[PROVIDED RECORDS Boundary: Start]

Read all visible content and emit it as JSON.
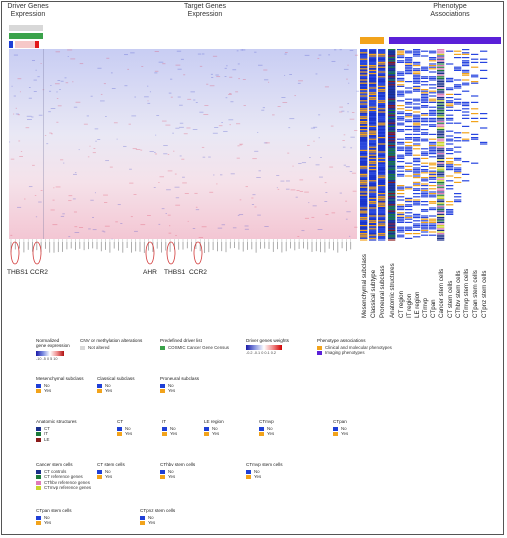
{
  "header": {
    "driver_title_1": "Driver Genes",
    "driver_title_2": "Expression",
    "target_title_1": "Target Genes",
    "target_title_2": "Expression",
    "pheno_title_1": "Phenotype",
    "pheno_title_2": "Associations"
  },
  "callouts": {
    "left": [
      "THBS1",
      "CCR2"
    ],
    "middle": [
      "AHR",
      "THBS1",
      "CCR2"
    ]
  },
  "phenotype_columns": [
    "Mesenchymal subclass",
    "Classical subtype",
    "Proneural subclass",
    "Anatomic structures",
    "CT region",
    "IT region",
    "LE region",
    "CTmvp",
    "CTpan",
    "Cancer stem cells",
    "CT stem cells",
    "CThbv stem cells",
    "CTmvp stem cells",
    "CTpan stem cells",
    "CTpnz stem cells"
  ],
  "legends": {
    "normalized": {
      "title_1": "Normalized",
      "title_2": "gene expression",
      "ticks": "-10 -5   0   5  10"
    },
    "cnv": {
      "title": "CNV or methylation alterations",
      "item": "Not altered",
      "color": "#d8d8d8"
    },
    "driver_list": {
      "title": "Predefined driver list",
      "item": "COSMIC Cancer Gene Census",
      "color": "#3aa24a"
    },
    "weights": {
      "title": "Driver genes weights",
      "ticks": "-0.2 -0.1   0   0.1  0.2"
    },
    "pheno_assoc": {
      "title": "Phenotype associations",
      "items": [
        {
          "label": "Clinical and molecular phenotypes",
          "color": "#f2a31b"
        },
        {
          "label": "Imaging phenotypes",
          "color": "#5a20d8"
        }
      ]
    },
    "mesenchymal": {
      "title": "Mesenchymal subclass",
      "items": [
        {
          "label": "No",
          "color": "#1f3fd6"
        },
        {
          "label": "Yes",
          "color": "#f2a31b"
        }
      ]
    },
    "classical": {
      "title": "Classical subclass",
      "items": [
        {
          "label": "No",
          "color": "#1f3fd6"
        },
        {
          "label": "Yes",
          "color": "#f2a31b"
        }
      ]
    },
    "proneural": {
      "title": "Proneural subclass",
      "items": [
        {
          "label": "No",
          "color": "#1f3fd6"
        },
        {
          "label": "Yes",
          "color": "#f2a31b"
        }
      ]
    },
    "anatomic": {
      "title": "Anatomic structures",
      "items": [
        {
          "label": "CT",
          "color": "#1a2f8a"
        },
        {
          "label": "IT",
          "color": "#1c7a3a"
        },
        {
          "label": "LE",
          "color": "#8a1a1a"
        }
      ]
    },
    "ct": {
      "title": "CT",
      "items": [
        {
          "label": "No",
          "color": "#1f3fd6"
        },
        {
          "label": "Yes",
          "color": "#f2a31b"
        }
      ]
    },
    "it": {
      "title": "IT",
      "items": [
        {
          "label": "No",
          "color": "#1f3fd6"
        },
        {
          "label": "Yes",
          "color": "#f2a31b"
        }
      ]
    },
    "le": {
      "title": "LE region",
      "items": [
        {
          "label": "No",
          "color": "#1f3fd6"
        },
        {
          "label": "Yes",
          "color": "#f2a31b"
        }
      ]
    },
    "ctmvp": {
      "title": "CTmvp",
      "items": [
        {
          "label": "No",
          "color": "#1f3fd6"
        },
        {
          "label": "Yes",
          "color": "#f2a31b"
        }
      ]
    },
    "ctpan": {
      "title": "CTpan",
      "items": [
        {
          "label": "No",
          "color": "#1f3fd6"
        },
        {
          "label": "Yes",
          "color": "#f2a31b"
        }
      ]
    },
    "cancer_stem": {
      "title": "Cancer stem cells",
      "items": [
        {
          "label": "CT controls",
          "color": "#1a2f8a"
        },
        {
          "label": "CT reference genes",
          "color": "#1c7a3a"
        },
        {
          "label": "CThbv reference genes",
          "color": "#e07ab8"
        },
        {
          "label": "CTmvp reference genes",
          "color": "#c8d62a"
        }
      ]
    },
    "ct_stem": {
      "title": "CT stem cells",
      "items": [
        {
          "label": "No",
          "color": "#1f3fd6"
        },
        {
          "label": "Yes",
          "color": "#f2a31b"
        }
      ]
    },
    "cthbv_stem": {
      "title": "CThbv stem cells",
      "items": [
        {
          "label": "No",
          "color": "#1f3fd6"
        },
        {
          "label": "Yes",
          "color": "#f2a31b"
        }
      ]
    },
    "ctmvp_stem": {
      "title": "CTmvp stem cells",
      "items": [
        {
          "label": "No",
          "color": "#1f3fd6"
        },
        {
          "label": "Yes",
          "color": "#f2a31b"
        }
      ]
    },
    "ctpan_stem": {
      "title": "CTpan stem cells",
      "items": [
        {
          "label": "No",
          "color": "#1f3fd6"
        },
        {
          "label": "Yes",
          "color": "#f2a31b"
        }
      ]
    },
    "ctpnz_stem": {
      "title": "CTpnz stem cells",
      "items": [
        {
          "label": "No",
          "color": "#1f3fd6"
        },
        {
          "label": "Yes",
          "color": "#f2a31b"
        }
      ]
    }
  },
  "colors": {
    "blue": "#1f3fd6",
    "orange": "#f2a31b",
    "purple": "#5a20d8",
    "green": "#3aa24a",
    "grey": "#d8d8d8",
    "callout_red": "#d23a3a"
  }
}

[PROVIDED RECORDS Boundary: End]
[PROVIDED RECORDS Boundary: Start]

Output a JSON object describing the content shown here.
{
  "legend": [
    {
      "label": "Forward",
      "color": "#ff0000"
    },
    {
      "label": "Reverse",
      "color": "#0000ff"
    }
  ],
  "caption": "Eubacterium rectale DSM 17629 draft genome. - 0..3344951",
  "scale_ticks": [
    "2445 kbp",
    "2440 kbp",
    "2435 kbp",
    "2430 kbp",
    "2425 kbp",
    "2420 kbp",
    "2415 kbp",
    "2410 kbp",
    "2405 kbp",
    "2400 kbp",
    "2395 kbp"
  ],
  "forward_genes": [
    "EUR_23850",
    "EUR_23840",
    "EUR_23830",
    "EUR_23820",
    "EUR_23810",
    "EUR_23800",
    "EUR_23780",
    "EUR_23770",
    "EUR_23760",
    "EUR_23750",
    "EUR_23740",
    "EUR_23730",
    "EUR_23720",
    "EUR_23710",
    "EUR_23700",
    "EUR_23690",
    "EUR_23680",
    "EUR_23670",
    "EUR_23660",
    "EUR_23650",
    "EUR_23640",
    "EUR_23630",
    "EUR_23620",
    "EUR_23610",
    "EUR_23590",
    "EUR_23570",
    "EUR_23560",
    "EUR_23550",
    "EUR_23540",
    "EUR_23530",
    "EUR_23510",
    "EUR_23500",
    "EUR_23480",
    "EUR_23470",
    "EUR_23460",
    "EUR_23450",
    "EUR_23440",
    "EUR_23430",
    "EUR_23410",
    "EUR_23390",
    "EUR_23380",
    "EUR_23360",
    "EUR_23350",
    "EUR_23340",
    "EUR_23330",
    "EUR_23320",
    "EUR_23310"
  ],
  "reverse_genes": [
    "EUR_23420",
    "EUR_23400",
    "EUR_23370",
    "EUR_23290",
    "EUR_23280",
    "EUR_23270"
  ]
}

[PROVIDED RECORDS Boundary: End]

▸ **WORK REQUEST**
Return each line from the records that includes the word "phenotypes".

▸ **OUTPUT FOR THIS TASK**
          "label": "Clinical and molecular phenotypes",
          "label": "Imaging phenotypes",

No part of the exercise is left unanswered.